Written exercise: Find the lines below that contain the string "冬季应适当延长加水间隔时间". Copy each one.
"""
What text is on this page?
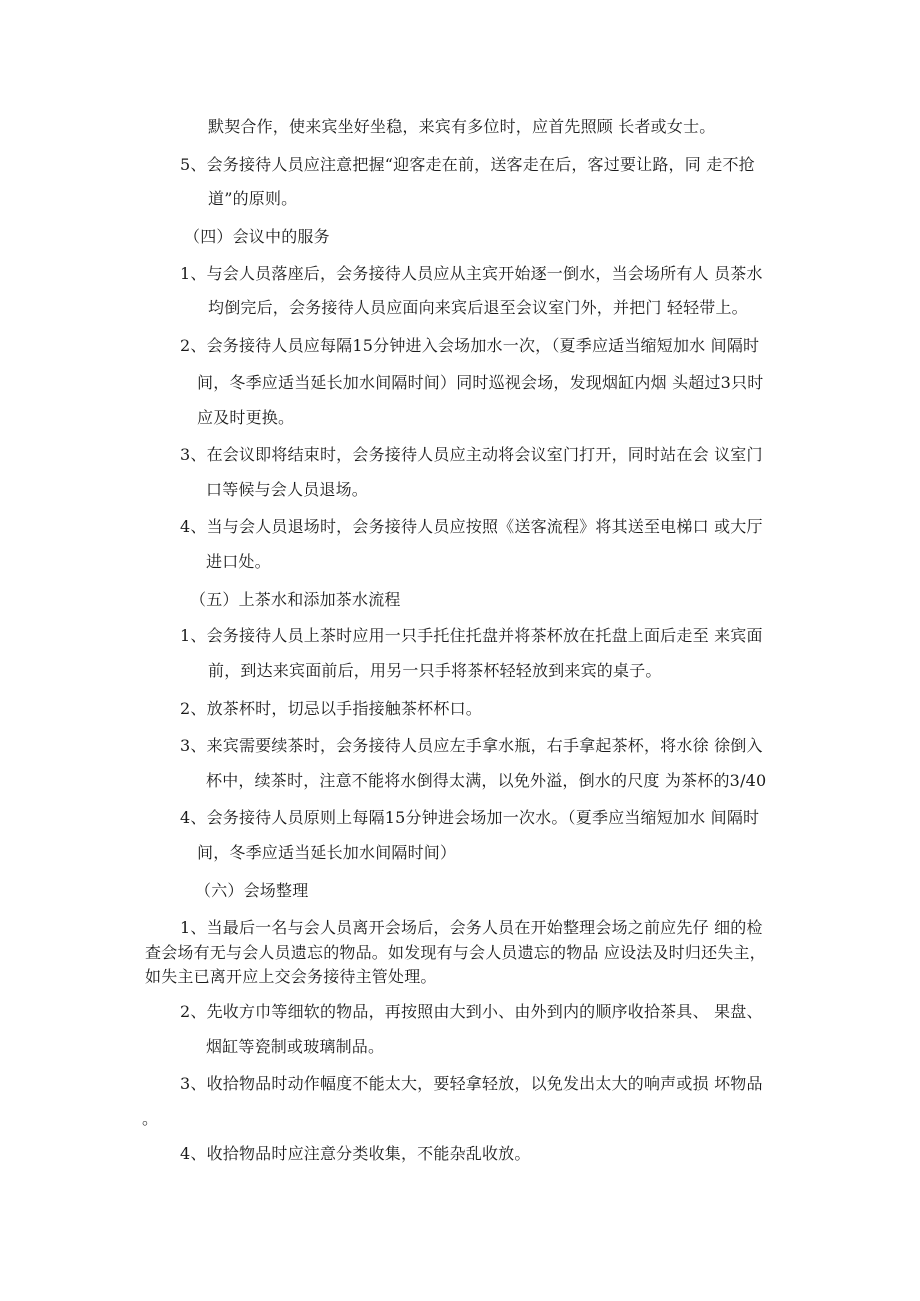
默契合作，使来宾坐好坐稳，来宾有多位时，应首先照顾 长者或女士。
5、会务接待人员应注意把握“迎客走在前，送客走在后，客过要让路，同 走不抢
道”的原则。
（四）会议中的服务
1、与会人员落座后，会务接待人员应从主宾开始逐一倒水，当会场所有人 员茶水
均倒完后，会务接待人员应面向来宾后退至会议室门外，并把门 轻轻带上。
2、会务接待人员应每隔15分钟进入会场加水一次，（夏季应适当缩短加水 间隔时
间，冬季应适当延长加水间隔时间）同时巡视会场，发现烟缸内烟 头超过3只时
应及时更换。
3、在会议即将结束时，会务接待人员应主动将会议室门打开，同时站在会 议室门
口等候与会人员退场。
4、当与会人员退场时，会务接待人员应按照《送客流程》将其送至电梯口 或大厅
进口处。
（五）上茶水和添加茶水流程
1、会务接待人员上茶时应用一只手托住托盘并将茶杯放在托盘上面后走至 来宾面
前，到达来宾面前后，用另一只手将茶杯轻轻放到来宾的桌子。
2、放茶杯时，切忌以手指接触茶杯杯口。
3、来宾需要续茶时，会务接待人员应左手拿水瓶，右手拿起茶杯，将水徐 徐倒入
杯中，续茶时，注意不能将水倒得太满，以免外溢，倒水的尺度 为茶杯的3/40
4、会务接待人员原则上每隔15分钟进会场加一次水。（夏季应当缩短加水 间隔时
间，冬季应适当延长加水间隔时间）
（六）会场整理
1、当最后一名与会人员离开会场后，会务人员在开始整理会场之前应先仔 细的检
查会场有无与会人员遗忘的物品。如发现有与会人员遗忘的物品 应设法及时归还失主，
如失主已离开应上交会务接待主管处理。
2、先收方巾等细软的物品，再按照由大到小、由外到内的顺序收拾茶具、 果盘、
烟缸等瓷制或玻璃制品。
3、收拾物品时动作幅度不能太大，要轻拿轻放，以免发出太大的响声或损 坏物品
。
4、收拾物品时应注意分类收集，不能杂乱收放。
"""
Exercise response:
间，冬季应适当延长加水间隔时间）同时巡视会场，发现烟缸内烟 头超过3只时
间，冬季应适当延长加水间隔时间）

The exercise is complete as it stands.